• PROBLEM:
Using the listing below, report all lines holding the word "lineage".

>>>>>

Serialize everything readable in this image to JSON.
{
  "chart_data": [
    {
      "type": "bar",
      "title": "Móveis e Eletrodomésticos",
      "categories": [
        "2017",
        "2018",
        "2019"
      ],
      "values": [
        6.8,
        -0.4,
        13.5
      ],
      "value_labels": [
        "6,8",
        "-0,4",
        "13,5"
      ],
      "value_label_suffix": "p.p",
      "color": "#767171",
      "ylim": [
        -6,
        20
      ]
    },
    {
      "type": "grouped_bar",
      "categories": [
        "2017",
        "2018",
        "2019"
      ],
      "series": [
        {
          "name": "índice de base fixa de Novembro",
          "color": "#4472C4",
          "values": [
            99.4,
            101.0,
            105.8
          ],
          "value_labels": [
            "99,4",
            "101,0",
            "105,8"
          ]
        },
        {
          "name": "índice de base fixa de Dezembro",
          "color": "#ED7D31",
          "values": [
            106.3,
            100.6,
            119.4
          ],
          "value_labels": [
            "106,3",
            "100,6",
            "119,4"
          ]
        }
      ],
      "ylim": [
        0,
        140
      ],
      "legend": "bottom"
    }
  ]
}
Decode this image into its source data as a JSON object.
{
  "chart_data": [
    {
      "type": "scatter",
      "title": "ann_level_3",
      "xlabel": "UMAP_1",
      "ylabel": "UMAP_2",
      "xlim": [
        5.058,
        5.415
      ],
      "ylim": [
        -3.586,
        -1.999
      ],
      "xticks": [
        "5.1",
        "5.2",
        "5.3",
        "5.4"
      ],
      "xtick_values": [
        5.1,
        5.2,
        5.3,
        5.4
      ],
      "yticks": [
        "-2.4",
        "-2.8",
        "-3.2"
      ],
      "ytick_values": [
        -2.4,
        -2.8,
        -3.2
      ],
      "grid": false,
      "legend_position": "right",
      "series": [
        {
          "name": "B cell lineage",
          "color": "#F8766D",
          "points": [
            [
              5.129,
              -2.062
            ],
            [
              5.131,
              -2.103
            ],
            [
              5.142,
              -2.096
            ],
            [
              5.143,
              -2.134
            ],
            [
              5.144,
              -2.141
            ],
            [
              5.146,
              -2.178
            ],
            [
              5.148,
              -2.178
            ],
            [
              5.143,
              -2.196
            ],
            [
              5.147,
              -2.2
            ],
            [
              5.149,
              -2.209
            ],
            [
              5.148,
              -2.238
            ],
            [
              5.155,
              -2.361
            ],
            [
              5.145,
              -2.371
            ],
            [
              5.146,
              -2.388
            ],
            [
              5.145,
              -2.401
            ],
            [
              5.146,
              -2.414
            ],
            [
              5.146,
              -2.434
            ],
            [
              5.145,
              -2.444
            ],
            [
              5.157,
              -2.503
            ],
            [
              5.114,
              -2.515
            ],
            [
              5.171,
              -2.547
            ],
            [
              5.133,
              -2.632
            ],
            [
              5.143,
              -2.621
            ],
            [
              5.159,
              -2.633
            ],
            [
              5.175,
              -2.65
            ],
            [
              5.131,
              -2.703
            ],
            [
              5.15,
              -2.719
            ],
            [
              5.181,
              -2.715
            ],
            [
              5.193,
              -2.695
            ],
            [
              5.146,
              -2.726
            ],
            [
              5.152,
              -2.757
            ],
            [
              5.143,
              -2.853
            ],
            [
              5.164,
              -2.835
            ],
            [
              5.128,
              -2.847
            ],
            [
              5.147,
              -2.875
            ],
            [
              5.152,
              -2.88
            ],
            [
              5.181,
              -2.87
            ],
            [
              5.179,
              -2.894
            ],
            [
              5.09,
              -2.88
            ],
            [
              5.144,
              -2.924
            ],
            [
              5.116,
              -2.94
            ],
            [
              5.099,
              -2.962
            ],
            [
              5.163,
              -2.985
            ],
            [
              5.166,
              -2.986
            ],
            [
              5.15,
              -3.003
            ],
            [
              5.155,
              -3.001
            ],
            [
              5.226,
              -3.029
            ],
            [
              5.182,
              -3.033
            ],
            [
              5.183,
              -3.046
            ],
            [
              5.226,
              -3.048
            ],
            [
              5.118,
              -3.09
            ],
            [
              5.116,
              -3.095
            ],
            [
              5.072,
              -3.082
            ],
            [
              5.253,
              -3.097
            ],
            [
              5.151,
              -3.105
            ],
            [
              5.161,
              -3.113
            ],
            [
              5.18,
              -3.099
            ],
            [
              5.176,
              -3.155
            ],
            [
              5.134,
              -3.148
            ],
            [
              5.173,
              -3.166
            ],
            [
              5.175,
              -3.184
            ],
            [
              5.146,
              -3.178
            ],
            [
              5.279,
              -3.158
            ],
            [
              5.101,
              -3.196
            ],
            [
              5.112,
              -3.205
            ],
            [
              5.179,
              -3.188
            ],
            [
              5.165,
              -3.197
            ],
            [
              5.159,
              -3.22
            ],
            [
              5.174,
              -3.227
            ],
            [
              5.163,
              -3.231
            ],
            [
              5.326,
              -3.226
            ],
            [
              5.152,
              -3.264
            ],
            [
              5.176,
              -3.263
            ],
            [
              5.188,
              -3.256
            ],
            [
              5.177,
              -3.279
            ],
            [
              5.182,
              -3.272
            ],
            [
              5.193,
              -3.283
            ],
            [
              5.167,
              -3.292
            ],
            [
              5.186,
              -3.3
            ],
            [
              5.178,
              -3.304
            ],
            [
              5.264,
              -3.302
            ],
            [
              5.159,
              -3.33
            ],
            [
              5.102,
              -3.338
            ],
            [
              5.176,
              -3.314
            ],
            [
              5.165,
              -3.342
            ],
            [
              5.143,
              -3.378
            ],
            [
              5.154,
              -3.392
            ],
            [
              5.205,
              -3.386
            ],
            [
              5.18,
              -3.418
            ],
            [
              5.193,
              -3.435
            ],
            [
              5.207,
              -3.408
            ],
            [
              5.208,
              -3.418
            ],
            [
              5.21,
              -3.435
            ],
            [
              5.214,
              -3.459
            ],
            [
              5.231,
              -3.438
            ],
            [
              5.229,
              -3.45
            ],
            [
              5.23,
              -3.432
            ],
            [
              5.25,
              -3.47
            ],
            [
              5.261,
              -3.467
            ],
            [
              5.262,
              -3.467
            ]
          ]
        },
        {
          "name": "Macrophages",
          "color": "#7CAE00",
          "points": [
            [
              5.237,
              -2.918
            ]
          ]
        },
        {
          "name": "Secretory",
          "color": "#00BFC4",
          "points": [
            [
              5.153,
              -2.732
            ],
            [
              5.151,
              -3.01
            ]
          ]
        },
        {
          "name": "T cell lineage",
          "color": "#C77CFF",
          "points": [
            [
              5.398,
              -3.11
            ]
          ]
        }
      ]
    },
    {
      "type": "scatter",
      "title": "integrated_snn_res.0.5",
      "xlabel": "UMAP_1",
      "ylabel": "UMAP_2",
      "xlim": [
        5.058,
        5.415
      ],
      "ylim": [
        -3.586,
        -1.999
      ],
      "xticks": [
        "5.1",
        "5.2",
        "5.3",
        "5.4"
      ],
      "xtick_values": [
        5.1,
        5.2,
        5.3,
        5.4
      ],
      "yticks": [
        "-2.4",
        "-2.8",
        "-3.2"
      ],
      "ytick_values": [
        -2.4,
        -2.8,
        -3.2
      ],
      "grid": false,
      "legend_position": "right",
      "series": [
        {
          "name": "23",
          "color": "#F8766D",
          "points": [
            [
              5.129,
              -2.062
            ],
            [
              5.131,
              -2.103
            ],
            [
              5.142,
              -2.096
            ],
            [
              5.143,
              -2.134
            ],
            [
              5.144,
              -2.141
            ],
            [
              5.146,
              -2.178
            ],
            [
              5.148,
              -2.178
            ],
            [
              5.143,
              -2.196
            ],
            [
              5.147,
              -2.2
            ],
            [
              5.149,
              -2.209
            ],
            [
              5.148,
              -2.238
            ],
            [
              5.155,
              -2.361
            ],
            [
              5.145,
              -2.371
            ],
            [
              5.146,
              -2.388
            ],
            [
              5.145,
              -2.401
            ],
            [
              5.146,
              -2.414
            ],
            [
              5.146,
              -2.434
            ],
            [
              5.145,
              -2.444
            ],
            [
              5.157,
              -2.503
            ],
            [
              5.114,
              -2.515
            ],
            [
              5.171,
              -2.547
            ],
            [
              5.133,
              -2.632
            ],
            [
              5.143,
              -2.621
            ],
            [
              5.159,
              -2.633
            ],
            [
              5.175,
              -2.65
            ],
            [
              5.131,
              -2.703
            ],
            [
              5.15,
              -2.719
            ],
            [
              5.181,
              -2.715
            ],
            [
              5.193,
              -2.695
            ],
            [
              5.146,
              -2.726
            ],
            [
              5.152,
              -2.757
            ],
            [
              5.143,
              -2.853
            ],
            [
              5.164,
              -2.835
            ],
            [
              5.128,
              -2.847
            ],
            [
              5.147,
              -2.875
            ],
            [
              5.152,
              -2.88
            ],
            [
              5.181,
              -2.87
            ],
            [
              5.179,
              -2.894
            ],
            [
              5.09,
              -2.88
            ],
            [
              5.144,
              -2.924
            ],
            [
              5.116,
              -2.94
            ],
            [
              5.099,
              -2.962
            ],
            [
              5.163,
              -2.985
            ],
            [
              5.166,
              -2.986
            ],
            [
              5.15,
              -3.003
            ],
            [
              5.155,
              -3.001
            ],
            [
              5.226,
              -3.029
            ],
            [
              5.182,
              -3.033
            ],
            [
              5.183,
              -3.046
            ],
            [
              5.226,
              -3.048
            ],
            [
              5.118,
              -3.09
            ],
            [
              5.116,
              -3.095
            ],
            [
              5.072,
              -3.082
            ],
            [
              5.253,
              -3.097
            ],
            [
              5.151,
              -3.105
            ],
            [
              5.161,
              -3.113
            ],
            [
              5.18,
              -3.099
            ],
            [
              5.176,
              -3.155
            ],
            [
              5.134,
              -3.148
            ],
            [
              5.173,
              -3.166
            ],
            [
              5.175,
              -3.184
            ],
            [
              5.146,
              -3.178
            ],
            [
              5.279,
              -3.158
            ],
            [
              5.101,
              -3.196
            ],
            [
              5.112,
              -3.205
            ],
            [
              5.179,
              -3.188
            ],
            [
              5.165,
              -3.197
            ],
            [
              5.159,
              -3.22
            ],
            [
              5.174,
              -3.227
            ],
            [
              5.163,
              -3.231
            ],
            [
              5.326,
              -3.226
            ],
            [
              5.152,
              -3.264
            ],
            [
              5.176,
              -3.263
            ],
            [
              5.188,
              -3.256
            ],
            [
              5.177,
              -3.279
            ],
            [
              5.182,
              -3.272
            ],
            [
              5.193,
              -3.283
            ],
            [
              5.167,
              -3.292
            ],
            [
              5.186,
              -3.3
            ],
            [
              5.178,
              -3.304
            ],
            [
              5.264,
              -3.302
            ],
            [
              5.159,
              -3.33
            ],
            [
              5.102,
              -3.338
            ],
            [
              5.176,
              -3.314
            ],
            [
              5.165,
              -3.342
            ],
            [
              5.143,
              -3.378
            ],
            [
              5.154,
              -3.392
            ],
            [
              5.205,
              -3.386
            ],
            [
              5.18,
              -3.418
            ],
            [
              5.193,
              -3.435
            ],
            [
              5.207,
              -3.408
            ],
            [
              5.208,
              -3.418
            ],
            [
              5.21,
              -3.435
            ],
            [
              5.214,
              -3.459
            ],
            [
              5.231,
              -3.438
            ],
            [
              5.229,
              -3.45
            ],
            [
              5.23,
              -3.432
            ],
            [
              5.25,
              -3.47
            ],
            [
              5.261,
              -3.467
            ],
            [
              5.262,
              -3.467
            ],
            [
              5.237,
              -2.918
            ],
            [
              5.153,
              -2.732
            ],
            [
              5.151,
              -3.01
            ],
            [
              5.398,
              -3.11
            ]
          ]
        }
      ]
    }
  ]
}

<<<<<

• RESPONSE TO THIS TASK:
          "name": "B cell lineage",
          "name": "T cell lineage",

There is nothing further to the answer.